Data records:
_ _ _ _

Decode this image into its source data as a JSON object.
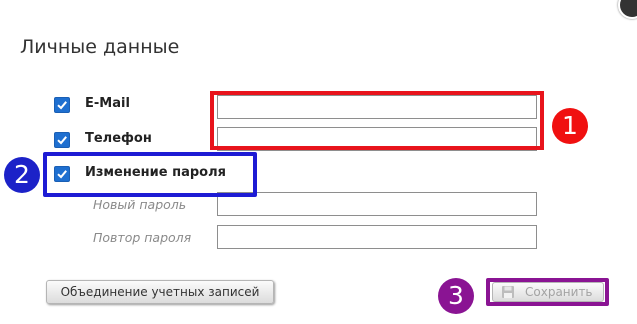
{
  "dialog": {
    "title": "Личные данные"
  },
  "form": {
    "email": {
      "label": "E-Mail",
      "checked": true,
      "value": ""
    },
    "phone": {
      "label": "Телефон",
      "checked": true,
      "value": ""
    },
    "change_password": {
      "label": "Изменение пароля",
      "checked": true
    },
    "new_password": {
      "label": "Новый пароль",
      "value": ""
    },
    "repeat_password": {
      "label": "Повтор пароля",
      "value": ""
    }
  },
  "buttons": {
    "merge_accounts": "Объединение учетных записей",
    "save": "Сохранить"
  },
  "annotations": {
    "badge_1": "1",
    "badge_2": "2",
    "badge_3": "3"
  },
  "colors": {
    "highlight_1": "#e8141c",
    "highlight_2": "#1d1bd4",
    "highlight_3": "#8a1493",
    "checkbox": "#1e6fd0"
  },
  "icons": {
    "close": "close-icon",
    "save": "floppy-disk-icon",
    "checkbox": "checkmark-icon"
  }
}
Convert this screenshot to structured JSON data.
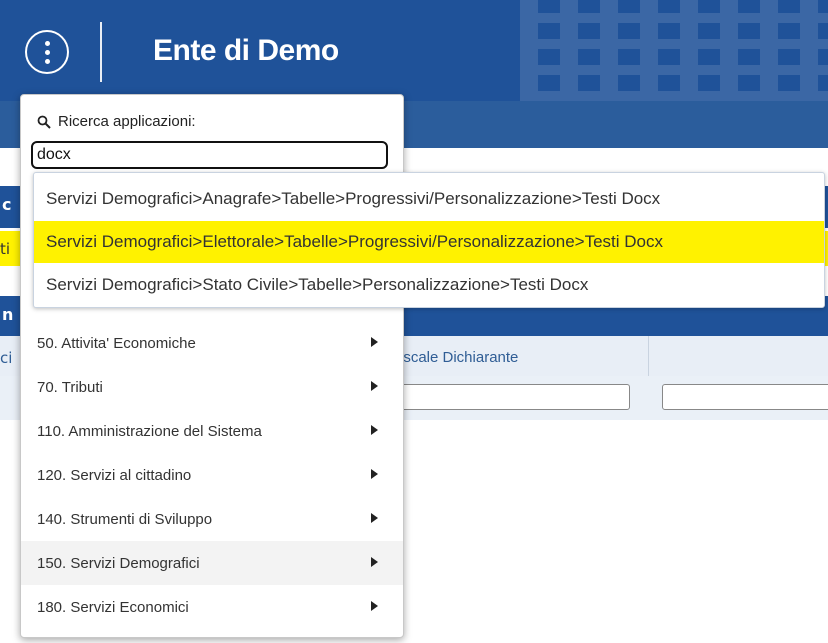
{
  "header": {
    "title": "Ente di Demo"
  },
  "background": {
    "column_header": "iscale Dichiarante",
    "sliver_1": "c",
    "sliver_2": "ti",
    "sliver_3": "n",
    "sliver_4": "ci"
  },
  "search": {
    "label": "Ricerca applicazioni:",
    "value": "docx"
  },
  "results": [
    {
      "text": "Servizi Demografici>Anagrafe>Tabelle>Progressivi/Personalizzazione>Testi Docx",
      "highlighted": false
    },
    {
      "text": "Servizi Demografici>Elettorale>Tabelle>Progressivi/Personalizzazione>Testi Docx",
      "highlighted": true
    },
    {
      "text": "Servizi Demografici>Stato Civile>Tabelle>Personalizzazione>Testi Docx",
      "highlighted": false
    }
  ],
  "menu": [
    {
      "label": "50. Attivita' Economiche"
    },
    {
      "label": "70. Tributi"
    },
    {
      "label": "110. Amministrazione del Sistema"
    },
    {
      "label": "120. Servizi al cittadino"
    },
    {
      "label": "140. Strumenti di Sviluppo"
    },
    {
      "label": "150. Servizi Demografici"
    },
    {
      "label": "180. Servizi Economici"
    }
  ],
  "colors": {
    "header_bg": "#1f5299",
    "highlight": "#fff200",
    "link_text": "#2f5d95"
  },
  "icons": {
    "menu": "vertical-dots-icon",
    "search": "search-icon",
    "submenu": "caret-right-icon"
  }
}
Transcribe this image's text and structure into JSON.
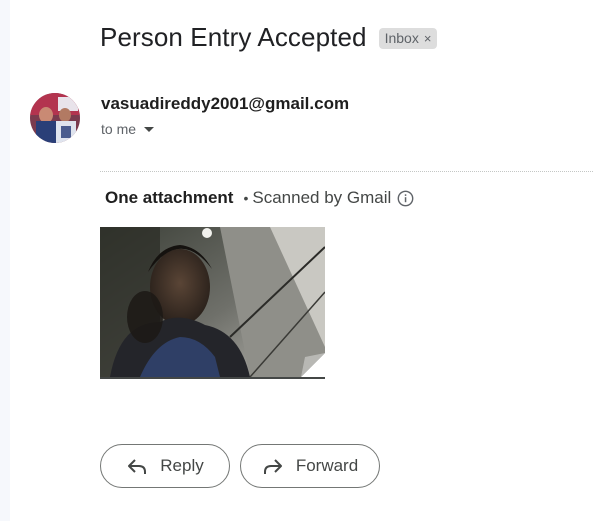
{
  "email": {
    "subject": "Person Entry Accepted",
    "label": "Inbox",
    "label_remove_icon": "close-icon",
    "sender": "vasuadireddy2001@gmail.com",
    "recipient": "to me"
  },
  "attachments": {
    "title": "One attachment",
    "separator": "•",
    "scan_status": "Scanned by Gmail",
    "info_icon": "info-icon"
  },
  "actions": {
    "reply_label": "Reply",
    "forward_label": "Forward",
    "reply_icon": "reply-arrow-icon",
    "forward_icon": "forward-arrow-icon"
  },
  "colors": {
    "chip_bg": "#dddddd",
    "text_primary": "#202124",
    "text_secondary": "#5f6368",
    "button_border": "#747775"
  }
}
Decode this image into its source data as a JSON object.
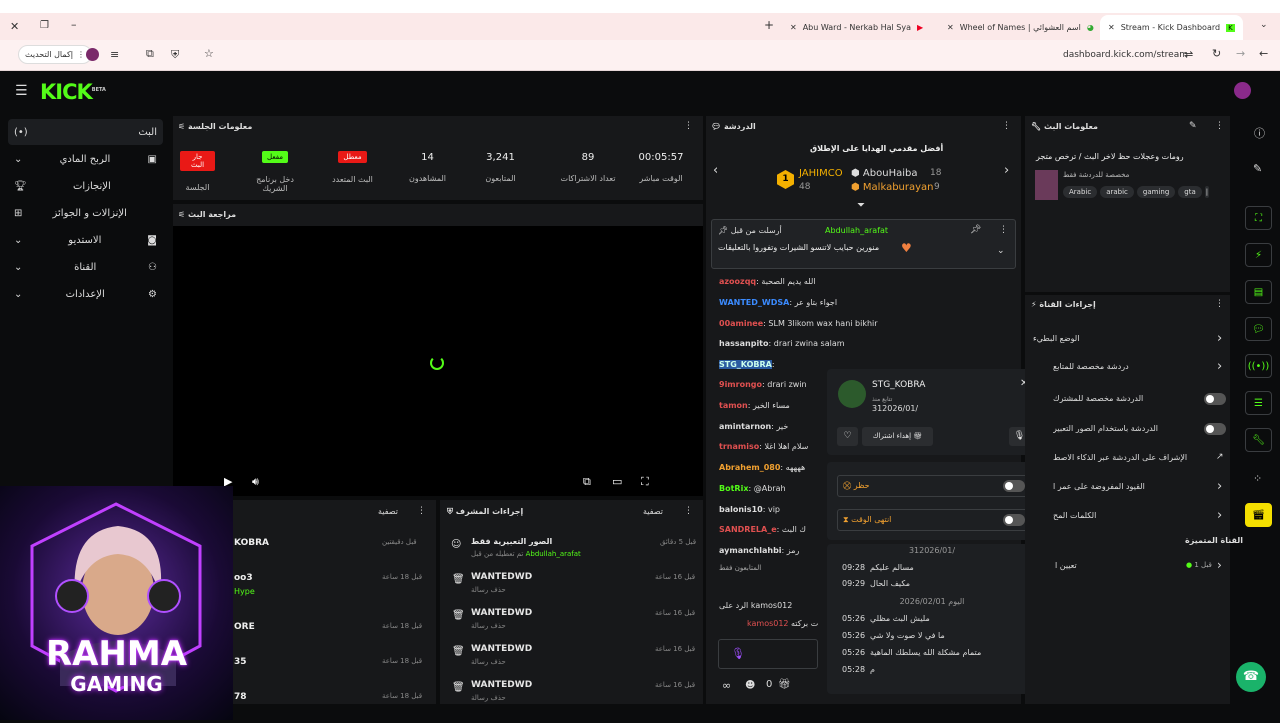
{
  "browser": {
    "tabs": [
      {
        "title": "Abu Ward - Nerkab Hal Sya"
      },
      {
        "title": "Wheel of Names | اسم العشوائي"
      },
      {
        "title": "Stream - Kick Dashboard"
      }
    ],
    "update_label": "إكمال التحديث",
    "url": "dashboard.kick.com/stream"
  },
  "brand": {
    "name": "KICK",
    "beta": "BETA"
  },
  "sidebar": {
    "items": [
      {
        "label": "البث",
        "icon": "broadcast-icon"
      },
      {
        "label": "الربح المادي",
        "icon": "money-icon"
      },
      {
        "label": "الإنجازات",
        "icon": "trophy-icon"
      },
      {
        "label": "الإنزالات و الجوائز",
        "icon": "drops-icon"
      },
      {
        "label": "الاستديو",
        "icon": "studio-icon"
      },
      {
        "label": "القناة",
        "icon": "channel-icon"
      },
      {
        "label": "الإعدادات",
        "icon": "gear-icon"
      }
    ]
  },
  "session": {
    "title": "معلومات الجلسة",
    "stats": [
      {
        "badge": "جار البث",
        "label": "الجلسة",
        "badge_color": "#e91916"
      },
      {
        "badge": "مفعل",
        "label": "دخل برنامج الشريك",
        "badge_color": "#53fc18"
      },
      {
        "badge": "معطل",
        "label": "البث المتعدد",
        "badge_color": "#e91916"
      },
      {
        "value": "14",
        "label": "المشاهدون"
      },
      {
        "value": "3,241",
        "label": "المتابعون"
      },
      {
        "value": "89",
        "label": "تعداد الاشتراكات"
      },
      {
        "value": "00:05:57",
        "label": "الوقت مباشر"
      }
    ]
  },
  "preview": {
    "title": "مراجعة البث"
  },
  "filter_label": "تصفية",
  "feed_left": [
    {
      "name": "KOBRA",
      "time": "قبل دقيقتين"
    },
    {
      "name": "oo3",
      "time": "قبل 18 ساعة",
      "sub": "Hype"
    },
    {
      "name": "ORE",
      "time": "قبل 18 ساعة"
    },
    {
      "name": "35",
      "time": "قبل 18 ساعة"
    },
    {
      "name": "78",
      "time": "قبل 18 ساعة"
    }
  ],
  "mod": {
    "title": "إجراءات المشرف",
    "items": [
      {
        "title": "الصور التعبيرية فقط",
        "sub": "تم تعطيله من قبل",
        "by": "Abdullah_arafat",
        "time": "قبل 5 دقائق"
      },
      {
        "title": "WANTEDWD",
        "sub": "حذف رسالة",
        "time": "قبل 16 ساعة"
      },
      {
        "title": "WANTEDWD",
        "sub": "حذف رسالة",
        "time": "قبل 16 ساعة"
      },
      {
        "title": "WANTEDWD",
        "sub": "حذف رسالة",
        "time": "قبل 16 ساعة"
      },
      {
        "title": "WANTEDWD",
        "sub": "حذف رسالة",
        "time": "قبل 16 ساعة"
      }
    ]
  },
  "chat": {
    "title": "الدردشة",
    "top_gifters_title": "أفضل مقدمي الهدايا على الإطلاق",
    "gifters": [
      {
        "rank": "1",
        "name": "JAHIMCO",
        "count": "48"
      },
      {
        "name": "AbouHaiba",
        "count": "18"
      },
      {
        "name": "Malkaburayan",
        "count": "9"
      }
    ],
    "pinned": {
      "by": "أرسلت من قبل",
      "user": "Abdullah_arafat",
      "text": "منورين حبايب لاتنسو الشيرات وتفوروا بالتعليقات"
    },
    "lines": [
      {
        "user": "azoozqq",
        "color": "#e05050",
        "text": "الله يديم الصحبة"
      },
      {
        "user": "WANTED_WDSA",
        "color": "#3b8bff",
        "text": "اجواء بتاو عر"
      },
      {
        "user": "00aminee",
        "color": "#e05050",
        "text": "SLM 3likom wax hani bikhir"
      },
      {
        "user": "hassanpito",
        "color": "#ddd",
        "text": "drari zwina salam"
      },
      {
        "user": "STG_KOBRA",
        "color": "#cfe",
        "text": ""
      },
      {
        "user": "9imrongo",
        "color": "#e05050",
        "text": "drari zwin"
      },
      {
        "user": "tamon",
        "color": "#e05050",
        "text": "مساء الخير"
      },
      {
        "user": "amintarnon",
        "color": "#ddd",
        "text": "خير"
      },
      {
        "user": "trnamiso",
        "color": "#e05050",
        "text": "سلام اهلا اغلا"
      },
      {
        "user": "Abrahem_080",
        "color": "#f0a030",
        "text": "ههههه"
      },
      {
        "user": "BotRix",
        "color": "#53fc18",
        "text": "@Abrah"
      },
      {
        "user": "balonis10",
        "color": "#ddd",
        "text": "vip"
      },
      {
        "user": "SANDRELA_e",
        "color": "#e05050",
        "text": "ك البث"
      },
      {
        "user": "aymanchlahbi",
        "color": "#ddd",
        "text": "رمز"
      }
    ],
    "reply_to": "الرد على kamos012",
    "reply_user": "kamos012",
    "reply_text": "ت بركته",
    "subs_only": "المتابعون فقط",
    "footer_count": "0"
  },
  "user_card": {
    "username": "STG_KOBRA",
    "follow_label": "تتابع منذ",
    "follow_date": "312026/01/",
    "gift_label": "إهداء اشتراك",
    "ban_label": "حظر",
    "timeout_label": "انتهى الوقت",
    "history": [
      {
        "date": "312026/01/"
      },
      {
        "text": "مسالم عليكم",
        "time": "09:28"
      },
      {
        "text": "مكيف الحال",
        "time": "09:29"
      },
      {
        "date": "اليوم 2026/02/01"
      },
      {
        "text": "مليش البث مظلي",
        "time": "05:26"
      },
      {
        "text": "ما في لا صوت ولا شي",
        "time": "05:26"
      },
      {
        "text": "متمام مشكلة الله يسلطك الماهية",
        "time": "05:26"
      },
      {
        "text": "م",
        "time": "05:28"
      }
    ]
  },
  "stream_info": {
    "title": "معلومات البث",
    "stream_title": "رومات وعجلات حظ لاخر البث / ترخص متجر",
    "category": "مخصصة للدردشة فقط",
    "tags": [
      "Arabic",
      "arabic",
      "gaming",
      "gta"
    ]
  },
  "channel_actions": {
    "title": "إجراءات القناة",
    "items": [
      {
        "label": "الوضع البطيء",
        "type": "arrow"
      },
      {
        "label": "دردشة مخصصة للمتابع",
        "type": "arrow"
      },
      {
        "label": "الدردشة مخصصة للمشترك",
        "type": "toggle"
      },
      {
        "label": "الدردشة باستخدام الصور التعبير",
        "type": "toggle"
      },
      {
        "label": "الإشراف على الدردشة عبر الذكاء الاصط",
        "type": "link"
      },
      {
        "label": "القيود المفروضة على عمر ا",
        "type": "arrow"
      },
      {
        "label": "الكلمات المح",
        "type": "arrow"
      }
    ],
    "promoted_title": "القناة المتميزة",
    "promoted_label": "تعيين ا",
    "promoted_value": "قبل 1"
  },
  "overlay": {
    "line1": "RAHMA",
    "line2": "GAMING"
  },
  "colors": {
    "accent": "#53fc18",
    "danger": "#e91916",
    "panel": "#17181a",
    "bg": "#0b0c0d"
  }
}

_ _ _ _

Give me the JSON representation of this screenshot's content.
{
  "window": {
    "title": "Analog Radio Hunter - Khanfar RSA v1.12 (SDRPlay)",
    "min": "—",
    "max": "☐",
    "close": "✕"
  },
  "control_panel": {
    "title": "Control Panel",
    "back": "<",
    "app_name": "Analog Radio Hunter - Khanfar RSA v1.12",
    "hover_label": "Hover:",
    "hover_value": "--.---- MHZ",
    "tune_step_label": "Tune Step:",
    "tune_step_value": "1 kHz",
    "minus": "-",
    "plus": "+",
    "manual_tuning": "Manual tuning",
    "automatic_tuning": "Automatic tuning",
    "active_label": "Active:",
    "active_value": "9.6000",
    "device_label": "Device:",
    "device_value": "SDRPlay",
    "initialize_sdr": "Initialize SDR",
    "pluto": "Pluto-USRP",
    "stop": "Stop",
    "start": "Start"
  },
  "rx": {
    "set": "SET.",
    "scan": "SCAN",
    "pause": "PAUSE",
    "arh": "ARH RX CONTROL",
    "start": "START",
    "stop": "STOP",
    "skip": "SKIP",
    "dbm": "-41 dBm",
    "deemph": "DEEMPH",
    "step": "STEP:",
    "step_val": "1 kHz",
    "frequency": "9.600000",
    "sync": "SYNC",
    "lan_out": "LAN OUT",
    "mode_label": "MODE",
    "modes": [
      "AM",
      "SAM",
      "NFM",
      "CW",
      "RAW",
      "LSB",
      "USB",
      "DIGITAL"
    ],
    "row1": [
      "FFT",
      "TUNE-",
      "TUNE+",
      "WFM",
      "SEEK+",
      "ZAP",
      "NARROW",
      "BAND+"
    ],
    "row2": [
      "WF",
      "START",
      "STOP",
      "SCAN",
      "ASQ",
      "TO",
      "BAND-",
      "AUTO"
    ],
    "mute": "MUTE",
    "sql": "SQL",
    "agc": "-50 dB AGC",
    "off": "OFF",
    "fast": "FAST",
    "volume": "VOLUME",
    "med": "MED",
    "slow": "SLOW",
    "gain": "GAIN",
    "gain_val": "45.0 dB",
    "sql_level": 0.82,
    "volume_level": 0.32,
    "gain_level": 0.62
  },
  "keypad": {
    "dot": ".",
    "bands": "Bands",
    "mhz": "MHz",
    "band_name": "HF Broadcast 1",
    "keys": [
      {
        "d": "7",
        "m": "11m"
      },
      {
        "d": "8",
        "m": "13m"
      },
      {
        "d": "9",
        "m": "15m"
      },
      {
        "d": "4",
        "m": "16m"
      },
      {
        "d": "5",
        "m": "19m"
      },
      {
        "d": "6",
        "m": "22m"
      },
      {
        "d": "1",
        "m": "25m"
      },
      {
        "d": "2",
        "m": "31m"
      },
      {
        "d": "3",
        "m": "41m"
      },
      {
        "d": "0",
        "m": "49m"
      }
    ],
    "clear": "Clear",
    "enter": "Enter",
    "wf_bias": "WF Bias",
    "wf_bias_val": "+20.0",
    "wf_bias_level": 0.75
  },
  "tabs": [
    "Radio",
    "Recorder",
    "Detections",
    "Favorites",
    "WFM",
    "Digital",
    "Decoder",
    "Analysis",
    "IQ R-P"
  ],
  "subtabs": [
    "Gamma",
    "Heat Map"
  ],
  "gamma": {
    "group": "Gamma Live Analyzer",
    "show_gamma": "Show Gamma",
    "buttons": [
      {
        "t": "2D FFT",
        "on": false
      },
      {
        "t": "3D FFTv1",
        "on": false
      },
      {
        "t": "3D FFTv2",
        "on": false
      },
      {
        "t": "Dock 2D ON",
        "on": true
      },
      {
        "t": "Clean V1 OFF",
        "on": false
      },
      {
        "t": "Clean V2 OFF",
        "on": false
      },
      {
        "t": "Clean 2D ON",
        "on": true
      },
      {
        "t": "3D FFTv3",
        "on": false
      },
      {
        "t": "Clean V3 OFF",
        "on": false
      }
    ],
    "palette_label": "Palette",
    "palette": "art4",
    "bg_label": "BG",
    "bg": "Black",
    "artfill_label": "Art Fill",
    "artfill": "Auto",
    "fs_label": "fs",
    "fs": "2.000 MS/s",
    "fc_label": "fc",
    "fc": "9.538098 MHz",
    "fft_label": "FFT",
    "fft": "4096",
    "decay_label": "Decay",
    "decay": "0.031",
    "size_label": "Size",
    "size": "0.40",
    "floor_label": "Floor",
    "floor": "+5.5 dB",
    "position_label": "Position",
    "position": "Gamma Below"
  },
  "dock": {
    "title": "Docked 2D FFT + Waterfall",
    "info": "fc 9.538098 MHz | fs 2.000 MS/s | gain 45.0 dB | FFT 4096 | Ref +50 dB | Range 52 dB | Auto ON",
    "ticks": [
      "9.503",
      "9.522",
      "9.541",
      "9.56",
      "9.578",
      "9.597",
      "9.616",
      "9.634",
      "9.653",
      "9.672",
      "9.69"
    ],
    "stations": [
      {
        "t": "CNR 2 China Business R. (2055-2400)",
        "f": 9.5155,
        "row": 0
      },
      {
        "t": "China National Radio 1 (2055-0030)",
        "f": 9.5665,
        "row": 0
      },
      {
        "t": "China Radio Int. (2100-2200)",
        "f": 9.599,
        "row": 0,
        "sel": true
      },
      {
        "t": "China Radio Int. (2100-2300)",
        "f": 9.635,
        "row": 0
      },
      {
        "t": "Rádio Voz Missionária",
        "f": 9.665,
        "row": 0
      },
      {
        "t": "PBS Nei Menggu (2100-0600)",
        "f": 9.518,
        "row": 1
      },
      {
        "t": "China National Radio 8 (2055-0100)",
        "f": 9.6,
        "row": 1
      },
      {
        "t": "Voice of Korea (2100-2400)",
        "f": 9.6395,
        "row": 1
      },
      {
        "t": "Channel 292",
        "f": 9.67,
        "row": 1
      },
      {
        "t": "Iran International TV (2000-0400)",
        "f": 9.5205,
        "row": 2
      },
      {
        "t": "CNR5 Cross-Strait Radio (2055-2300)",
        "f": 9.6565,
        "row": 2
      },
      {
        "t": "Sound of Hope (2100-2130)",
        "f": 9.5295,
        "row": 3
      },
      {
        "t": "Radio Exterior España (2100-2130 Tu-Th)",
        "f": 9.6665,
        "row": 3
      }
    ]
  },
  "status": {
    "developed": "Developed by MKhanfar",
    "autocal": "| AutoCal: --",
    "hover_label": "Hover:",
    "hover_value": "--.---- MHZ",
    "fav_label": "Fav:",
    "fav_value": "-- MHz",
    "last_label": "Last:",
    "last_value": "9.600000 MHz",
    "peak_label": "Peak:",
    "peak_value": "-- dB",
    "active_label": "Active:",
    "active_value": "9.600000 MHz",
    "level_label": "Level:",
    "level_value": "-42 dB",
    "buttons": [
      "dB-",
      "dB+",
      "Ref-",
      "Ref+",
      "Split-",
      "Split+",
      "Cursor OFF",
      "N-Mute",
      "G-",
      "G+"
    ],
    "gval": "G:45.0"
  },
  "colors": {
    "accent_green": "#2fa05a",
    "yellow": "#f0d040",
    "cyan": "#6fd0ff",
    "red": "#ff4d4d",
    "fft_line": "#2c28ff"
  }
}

_ _ _ _

Task. Go through the entries above and copy every line containing "المتابعون".

Exercise result.
        "label": "المتابعون"
    "subs_only": "المتابعون فقط",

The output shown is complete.